> _SHORT EXERCISE_:
Check each line of the records below for the word "this" and copy those where it appears.

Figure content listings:
"""

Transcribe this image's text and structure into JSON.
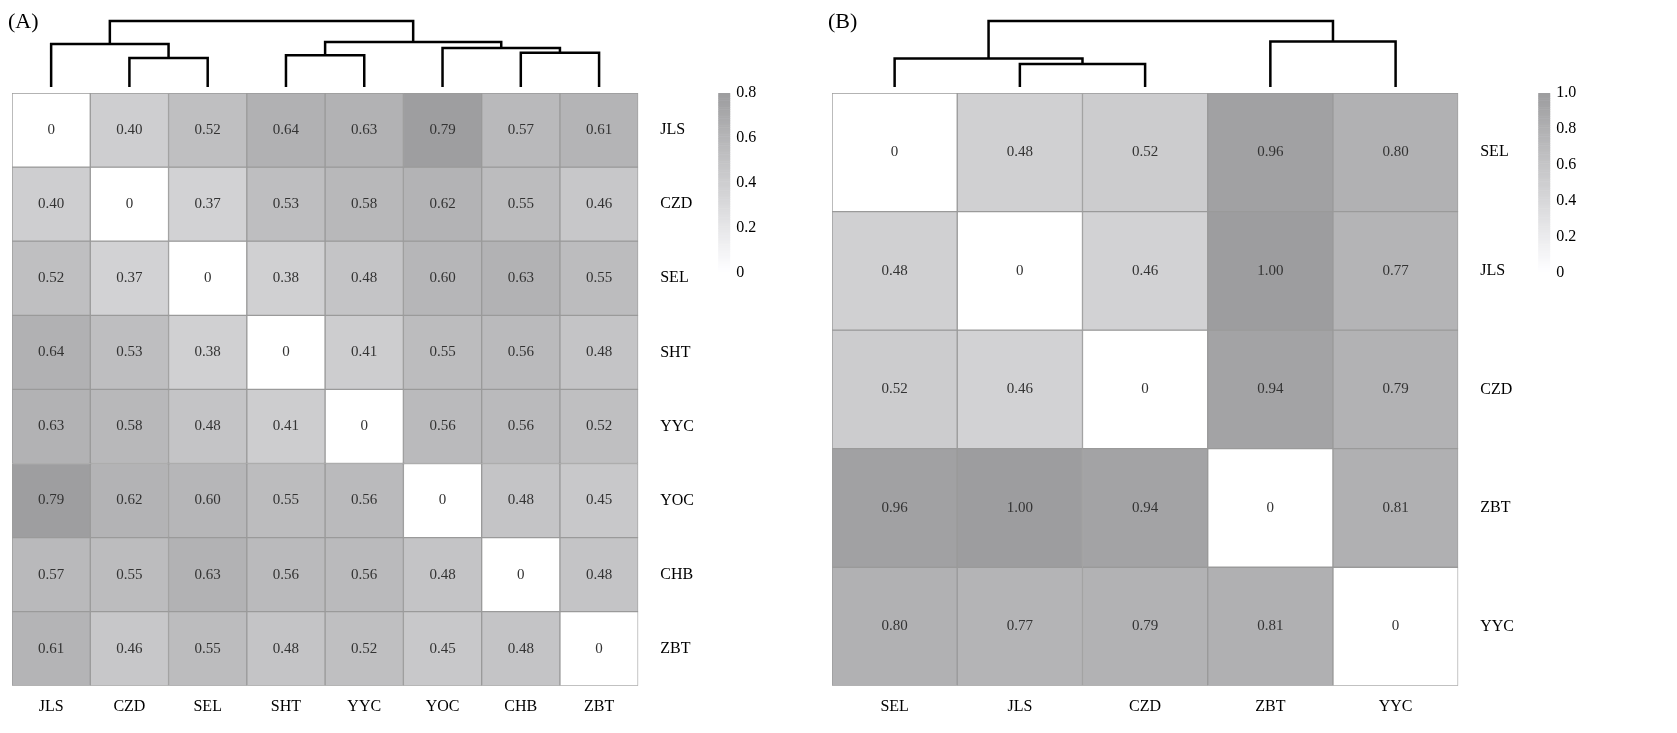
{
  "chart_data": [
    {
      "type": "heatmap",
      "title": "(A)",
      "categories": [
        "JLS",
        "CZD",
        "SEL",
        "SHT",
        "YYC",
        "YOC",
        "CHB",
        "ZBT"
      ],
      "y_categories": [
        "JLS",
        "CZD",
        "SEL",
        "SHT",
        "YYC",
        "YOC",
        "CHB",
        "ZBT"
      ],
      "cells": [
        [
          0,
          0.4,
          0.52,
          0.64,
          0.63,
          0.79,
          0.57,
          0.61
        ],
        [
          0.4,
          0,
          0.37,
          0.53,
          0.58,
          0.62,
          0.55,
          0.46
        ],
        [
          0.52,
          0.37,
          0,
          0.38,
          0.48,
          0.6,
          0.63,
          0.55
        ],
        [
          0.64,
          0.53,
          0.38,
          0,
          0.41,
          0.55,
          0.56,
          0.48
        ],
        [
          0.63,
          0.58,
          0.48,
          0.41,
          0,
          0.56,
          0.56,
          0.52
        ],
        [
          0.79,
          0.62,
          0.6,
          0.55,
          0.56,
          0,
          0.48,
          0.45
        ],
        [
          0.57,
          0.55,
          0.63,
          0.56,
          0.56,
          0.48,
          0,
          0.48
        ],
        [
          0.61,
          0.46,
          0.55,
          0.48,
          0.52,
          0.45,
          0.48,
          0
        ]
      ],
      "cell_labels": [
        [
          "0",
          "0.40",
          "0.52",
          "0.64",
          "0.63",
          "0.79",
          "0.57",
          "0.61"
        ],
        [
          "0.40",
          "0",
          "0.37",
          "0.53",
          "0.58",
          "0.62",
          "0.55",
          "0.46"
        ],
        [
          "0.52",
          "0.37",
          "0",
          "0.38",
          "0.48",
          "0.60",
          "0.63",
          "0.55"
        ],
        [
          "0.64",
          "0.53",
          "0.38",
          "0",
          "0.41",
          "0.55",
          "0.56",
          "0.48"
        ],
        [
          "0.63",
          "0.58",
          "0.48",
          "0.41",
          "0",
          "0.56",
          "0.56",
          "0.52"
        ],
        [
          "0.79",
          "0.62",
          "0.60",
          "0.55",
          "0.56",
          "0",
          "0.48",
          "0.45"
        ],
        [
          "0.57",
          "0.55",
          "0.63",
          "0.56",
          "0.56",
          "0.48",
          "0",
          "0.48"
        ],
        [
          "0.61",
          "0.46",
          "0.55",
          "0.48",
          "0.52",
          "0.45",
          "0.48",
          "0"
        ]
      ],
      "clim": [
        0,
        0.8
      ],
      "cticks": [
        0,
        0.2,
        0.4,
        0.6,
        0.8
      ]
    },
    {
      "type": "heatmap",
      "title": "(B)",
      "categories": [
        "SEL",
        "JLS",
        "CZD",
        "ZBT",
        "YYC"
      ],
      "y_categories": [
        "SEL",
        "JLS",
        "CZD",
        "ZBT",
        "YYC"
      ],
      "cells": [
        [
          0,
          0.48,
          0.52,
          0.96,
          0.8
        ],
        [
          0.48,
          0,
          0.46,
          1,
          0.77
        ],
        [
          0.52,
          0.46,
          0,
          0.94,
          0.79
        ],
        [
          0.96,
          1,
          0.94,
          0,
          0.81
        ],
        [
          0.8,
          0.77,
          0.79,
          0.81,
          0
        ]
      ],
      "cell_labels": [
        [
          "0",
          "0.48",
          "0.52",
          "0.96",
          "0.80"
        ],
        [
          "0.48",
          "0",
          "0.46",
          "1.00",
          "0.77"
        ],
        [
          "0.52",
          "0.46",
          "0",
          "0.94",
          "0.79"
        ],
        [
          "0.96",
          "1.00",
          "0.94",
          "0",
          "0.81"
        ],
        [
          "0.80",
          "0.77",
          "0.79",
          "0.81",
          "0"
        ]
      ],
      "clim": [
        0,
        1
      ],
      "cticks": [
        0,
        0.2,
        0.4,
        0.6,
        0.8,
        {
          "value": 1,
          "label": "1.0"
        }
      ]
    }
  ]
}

"""
"""

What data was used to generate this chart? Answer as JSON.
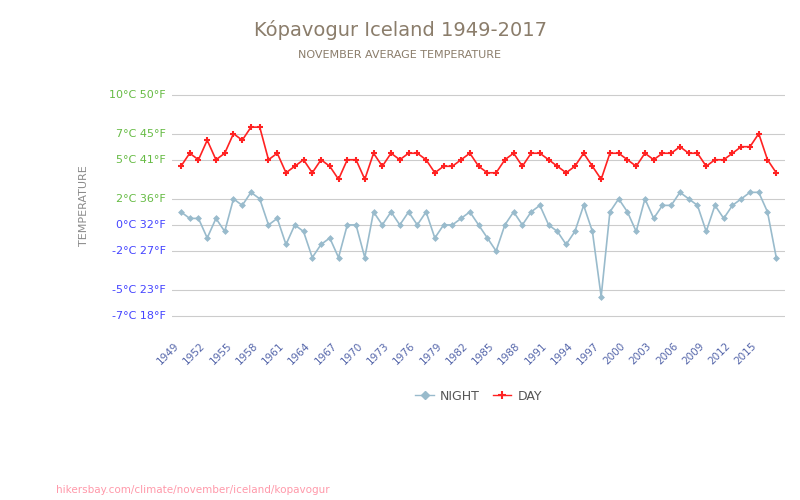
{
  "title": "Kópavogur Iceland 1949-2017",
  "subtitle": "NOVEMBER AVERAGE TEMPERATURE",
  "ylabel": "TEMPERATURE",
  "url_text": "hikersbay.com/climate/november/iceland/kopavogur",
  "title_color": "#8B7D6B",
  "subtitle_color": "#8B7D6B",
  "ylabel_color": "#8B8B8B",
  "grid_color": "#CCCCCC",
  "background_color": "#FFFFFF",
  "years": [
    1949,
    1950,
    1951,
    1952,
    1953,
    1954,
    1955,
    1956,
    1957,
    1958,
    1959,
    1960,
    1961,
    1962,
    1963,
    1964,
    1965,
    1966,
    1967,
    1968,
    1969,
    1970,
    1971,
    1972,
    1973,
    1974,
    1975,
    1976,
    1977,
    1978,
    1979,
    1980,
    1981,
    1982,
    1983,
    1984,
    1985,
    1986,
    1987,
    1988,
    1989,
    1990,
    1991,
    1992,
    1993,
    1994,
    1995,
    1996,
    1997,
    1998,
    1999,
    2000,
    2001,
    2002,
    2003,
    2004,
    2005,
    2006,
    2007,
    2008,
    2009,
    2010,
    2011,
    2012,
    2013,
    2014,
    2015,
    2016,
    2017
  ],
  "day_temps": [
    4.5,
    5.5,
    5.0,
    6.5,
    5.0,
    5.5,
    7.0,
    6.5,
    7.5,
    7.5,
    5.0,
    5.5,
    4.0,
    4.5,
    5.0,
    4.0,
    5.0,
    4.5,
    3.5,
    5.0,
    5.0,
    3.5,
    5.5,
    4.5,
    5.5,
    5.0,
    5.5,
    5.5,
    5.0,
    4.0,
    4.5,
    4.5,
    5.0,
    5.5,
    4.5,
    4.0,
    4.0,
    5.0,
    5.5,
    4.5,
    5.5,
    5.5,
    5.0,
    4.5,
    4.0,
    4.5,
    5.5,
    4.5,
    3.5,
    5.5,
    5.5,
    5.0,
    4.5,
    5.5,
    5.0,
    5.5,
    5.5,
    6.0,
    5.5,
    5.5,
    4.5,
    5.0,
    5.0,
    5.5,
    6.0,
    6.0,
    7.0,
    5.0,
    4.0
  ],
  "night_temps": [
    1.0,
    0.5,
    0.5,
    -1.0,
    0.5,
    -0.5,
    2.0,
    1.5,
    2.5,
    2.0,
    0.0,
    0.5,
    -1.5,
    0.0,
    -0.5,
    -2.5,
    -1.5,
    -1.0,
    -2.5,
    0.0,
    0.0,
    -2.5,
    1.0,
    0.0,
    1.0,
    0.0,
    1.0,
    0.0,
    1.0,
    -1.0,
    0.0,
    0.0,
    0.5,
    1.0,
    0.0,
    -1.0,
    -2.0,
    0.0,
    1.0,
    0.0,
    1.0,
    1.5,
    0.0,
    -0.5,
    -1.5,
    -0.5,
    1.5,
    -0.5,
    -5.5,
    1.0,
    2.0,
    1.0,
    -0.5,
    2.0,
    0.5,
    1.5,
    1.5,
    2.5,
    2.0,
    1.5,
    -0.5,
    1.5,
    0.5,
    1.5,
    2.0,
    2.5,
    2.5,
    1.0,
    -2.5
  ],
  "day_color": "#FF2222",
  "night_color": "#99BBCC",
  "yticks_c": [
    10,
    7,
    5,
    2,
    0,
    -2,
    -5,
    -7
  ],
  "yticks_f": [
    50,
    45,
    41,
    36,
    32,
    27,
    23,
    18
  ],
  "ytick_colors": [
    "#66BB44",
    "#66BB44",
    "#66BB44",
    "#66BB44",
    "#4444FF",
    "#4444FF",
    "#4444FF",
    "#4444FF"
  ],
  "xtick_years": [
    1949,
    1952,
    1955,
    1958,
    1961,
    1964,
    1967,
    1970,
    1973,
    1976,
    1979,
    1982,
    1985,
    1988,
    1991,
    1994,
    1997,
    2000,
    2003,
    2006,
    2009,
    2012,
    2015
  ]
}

"""

> _TASK OUTPUT_:
Transcribe this image's text and structure into JSON.
What data was used to generate this chart? Answer as JSON.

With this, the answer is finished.